A block of data:
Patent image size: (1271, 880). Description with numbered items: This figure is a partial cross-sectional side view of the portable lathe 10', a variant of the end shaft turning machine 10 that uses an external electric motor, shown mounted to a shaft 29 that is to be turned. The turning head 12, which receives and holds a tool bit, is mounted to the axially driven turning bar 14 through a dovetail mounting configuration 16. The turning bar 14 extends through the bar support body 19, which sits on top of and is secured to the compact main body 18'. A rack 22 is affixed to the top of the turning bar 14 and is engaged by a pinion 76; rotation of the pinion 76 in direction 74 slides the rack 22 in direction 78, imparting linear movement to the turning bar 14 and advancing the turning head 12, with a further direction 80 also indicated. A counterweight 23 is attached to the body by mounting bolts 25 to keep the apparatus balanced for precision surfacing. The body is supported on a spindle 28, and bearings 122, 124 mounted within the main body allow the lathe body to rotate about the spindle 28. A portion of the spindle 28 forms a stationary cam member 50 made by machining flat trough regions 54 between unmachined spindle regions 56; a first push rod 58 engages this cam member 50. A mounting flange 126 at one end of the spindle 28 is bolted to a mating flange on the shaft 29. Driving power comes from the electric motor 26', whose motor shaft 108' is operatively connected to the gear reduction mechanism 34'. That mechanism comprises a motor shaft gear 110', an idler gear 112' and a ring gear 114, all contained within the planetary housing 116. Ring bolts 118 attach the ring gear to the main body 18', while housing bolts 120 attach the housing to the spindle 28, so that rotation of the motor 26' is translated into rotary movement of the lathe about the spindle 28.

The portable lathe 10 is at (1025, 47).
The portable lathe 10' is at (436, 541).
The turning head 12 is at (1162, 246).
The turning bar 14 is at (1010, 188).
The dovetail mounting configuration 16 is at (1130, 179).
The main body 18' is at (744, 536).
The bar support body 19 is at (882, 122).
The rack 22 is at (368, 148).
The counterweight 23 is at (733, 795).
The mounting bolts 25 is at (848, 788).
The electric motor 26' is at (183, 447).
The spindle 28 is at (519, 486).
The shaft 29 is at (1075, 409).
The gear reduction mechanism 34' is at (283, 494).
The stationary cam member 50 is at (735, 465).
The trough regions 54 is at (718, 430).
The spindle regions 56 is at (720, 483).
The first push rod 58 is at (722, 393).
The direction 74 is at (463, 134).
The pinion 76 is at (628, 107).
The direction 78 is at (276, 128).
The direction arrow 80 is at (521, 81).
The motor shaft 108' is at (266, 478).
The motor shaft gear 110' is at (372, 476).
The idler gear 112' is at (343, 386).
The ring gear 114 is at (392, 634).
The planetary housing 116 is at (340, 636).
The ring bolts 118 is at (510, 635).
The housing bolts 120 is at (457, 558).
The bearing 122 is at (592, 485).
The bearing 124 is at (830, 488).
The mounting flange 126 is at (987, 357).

Written exercise: Write out every row above, word for word and in the same order.

Solution to the exercise:
Patent image size: (1271, 880). Description with numbered items: This figure is a partial cross-sectional side view of the portable lathe 10', a variant of the end shaft turning machine 10 that uses an external electric motor, shown mounted to a shaft 29 that is to be turned. The turning head 12, which receives and holds a tool bit, is mounted to the axially driven turning bar 14 through a dovetail mounting configuration 16. The turning bar 14 extends through the bar support body 19, which sits on top of and is secured to the compact main body 18'. A rack 22 is affixed to the top of the turning bar 14 and is engaged by a pinion 76; rotation of the pinion 76 in direction 74 slides the rack 22 in direction 78, imparting linear movement to the turning bar 14 and advancing the turning head 12, with a further direction 80 also indicated. A counterweight 23 is attached to the body by mounting bolts 25 to keep the apparatus balanced for precision surfacing. The body is supported on a spindle 28, and bearings 122, 124 mounted within the main body allow the lathe body to rotate about the spindle 28. A portion of the spindle 28 forms a stationary cam member 50 made by machining flat trough regions 54 between unmachined spindle regions 56; a first push rod 58 engages this cam member 50. A mounting flange 126 at one end of the spindle 28 is bolted to a mating flange on the shaft 29. Driving power comes from the electric motor 26', whose motor shaft 108' is operatively connected to the gear reduction mechanism 34'. That mechanism comprises a motor shaft gear 110', an idler gear 112' and a ring gear 114, all contained within the planetary housing 116. Ring bolts 118 attach the ring gear to the main body 18', while housing bolts 120 attach the housing to the spindle 28, so that rotation of the motor 26' is translated into rotary movement of the lathe about the spindle 28.

The portable lathe 10 is at (1025, 47).
The portable lathe 10' is at (436, 541).
The turning head 12 is at (1162, 246).
The turning bar 14 is at (1010, 188).
The dovetail mounting configuration 16 is at (1130, 179).
The main body 18' is at (744, 536).
The bar support body 19 is at (882, 122).
The rack 22 is at (368, 148).
The counterweight 23 is at (733, 795).
The mounting bolts 25 is at (848, 788).
The electric motor 26' is at (183, 447).
The spindle 28 is at (519, 486).
The shaft 29 is at (1075, 409).
The gear reduction mechanism 34' is at (283, 494).
The stationary cam member 50 is at (735, 465).
The trough regions 54 is at (718, 430).
The spindle regions 56 is at (720, 483).
The first push rod 58 is at (722, 393).
The direction 74 is at (463, 134).
The pinion 76 is at (628, 107).
The direction 78 is at (276, 128).
The direction arrow 80 is at (521, 81).
The motor shaft 108' is at (266, 478).
The motor shaft gear 110' is at (372, 476).
The idler gear 112' is at (343, 386).
The ring gear 114 is at (392, 634).
The planetary housing 116 is at (340, 636).
The ring bolts 118 is at (510, 635).
The housing bolts 120 is at (457, 558).
The bearing 122 is at (592, 485).
The bearing 124 is at (830, 488).
The mounting flange 126 is at (987, 357).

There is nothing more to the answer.